[Data to process]
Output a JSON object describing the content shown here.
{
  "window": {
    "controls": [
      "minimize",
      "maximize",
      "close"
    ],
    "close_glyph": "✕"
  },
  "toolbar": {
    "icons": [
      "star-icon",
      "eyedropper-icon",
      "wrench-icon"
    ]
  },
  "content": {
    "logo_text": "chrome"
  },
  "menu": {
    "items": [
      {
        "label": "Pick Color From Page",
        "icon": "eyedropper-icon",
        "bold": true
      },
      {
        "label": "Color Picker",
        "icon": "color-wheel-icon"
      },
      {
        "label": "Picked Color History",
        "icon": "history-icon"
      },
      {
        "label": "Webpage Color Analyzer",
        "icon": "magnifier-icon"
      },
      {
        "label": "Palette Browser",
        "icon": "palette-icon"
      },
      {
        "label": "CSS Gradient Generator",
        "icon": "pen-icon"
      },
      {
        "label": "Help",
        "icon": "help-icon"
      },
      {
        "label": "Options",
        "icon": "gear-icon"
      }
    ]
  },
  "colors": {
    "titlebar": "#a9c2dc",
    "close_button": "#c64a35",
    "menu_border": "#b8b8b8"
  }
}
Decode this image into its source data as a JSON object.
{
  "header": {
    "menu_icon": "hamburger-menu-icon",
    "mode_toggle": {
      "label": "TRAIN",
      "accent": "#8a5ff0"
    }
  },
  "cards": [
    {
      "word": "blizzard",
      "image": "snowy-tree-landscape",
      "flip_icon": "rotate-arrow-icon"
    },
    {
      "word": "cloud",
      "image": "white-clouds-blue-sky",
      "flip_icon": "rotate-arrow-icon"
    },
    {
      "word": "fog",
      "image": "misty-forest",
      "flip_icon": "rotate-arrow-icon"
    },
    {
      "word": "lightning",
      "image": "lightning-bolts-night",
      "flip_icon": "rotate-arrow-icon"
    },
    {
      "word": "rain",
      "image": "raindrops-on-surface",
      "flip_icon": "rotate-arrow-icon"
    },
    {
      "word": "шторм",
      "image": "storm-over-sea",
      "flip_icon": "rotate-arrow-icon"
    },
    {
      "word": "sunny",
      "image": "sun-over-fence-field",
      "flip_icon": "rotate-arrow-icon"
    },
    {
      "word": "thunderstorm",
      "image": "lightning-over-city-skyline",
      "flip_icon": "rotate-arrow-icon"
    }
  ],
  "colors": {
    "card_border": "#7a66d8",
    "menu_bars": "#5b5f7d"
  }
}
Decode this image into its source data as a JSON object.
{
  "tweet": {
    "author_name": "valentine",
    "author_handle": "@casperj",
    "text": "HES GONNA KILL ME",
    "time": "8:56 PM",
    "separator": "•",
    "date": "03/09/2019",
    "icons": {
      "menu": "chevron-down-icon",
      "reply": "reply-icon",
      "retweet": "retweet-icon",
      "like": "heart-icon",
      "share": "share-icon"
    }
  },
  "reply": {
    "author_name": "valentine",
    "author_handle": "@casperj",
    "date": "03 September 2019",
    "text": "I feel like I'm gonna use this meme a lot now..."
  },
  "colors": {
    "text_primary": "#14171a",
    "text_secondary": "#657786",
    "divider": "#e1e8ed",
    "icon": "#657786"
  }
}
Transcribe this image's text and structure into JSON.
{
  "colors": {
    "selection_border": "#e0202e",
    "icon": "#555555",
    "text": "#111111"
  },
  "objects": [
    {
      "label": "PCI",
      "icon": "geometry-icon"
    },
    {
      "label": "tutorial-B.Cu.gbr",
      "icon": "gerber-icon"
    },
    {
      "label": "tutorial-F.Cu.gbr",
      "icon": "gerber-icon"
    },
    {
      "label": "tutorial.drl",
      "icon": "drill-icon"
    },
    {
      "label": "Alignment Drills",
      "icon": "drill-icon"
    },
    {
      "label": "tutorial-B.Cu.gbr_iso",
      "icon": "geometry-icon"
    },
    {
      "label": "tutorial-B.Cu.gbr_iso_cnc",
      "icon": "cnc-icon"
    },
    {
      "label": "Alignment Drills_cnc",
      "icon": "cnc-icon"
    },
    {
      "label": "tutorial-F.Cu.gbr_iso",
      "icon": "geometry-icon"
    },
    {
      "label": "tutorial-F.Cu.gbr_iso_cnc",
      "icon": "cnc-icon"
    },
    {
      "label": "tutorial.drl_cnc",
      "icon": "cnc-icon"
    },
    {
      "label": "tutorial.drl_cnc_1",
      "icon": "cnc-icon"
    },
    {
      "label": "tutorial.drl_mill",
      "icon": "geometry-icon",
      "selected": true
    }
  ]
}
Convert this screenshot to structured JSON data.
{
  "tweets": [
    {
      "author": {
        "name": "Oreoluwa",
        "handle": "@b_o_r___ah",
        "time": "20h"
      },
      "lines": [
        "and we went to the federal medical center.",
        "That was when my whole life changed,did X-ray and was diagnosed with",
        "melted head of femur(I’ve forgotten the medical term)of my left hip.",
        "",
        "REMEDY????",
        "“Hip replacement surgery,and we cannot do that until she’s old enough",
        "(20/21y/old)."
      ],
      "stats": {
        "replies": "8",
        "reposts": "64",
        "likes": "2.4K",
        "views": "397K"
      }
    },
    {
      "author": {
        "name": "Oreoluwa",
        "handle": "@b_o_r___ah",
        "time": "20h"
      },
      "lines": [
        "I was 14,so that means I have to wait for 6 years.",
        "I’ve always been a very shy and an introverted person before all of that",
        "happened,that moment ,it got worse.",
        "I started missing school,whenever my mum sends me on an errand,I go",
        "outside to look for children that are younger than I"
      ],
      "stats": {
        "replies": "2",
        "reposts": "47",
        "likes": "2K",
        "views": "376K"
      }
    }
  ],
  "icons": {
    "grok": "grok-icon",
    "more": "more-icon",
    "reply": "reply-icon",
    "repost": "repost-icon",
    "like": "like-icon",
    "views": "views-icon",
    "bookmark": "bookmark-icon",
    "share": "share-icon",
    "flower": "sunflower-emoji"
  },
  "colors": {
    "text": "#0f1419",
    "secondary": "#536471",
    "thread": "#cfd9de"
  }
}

[Short problem]
Print all of the entries exactly as they appear.

[Solution to the exercise]
Output a JSON object describing the content shown here.
{
  "window": {
    "controls": [
      "minimize",
      "maximize",
      "close"
    ],
    "close_glyph": "✕"
  },
  "toolbar": {
    "icons": [
      "star-icon",
      "eyedropper-icon",
      "wrench-icon"
    ]
  },
  "content": {
    "logo_text": "chrome"
  },
  "menu": {
    "items": [
      {
        "label": "Pick Color From Page",
        "icon": "eyedropper-icon",
        "bold": true
      },
      {
        "label": "Color Picker",
        "icon": "color-wheel-icon"
      },
      {
        "label": "Picked Color History",
        "icon": "history-icon"
      },
      {
        "label": "Webpage Color Analyzer",
        "icon": "magnifier-icon"
      },
      {
        "label": "Palette Browser",
        "icon": "palette-icon"
      },
      {
        "label": "CSS Gradient Generator",
        "icon": "pen-icon"
      },
      {
        "label": "Help",
        "icon": "help-icon"
      },
      {
        "label": "Options",
        "icon": "gear-icon"
      }
    ]
  },
  "colors": {
    "titlebar": "#a9c2dc",
    "close_button": "#c64a35",
    "menu_border": "#b8b8b8"
  }
}
Decode this image into its source data as a JSON object.
{
  "header": {
    "menu_icon": "hamburger-menu-icon",
    "mode_toggle": {
      "label": "TRAIN",
      "accent": "#8a5ff0"
    }
  },
  "cards": [
    {
      "word": "blizzard",
      "image": "snowy-tree-landscape",
      "flip_icon": "rotate-arrow-icon"
    },
    {
      "word": "cloud",
      "image": "white-clouds-blue-sky",
      "flip_icon": "rotate-arrow-icon"
    },
    {
      "word": "fog",
      "image": "misty-forest",
      "flip_icon": "rotate-arrow-icon"
    },
    {
      "word": "lightning",
      "image": "lightning-bolts-night",
      "flip_icon": "rotate-arrow-icon"
    },
    {
      "word": "rain",
      "image": "raindrops-on-surface",
      "flip_icon": "rotate-arrow-icon"
    },
    {
      "word": "шторм",
      "image": "storm-over-sea",
      "flip_icon": "rotate-arrow-icon"
    },
    {
      "word": "sunny",
      "image": "sun-over-fence-field",
      "flip_icon": "rotate-arrow-icon"
    },
    {
      "word": "thunderstorm",
      "image": "lightning-over-city-skyline",
      "flip_icon": "rotate-arrow-icon"
    }
  ],
  "colors": {
    "card_border": "#7a66d8",
    "menu_bars": "#5b5f7d"
  }
}
Decode this image into its source data as a JSON object.
{
  "tweet": {
    "author_name": "valentine",
    "author_handle": "@casperj",
    "text": "HES GONNA KILL ME",
    "time": "8:56 PM",
    "separator": "•",
    "date": "03/09/2019",
    "icons": {
      "menu": "chevron-down-icon",
      "reply": "reply-icon",
      "retweet": "retweet-icon",
      "like": "heart-icon",
      "share": "share-icon"
    }
  },
  "reply": {
    "author_name": "valentine",
    "author_handle": "@casperj",
    "date": "03 September 2019",
    "text": "I feel like I'm gonna use this meme a lot now..."
  },
  "colors": {
    "text_primary": "#14171a",
    "text_secondary": "#657786",
    "divider": "#e1e8ed",
    "icon": "#657786"
  }
}
Transcribe this image's text and structure into JSON.
{
  "colors": {
    "selection_border": "#e0202e",
    "icon": "#555555",
    "text": "#111111"
  },
  "objects": [
    {
      "label": "PCI",
      "icon": "geometry-icon"
    },
    {
      "label": "tutorial-B.Cu.gbr",
      "icon": "gerber-icon"
    },
    {
      "label": "tutorial-F.Cu.gbr",
      "icon": "gerber-icon"
    },
    {
      "label": "tutorial.drl",
      "icon": "drill-icon"
    },
    {
      "label": "Alignment Drills",
      "icon": "drill-icon"
    },
    {
      "label": "tutorial-B.Cu.gbr_iso",
      "icon": "geometry-icon"
    },
    {
      "label": "tutorial-B.Cu.gbr_iso_cnc",
      "icon": "cnc-icon"
    },
    {
      "label": "Alignment Drills_cnc",
      "icon": "cnc-icon"
    },
    {
      "label": "tutorial-F.Cu.gbr_iso",
      "icon": "geometry-icon"
    },
    {
      "label": "tutorial-F.Cu.gbr_iso_cnc",
      "icon": "cnc-icon"
    },
    {
      "label": "tutorial.drl_cnc",
      "icon": "cnc-icon"
    },
    {
      "label": "tutorial.drl_cnc_1",
      "icon": "cnc-icon"
    },
    {
      "label": "tutorial.drl_mill",
      "icon": "geometry-icon",
      "selected": true
    }
  ]
}
Convert this screenshot to structured JSON data.
{
  "tweets": [
    {
      "author": {
        "name": "Oreoluwa",
        "handle": "@b_o_r___ah",
        "time": "20h"
      },
      "lines": [
        "and we went to the federal medical center.",
        "That was when my whole life changed,did X-ray and was diagnosed with",
        "melted head of femur(I’ve forgotten the medical term)of my left hip.",
        "",
        "REMEDY????",
        "“Hip replacement surgery,and we cannot do that until she’s old enough",
        "(20/21y/old)."
      ],
      "stats": {
        "replies": "8",
        "reposts": "64",
        "likes": "2.4K",
        "views": "397K"
      }
    },
    {
      "author": {
        "name": "Oreoluwa",
        "handle": "@b_o_r___ah",
        "time": "20h"
      },
      "lines": [
        "I was 14,so that means I have to wait for 6 years.",
        "I’ve always been a very shy and an introverted person before all of that",
        "happened,that moment ,it got worse.",
        "I started missing school,whenever my mum sends me on an errand,I go",
        "outside to look for children that are younger than I"
      ],
      "stats": {
        "replies": "2",
        "reposts": "47",
        "likes": "2K",
        "views": "376K"
      }
    }
  ],
  "icons": {
    "grok": "grok-icon",
    "more": "more-icon",
    "reply": "reply-icon",
    "repost": "repost-icon",
    "like": "like-icon",
    "views": "views-icon",
    "bookmark": "bookmark-icon",
    "share": "share-icon",
    "flower": "sunflower-emoji"
  },
  "colors": {
    "text": "#0f1419",
    "secondary": "#536471",
    "thread": "#cfd9de"
  }
}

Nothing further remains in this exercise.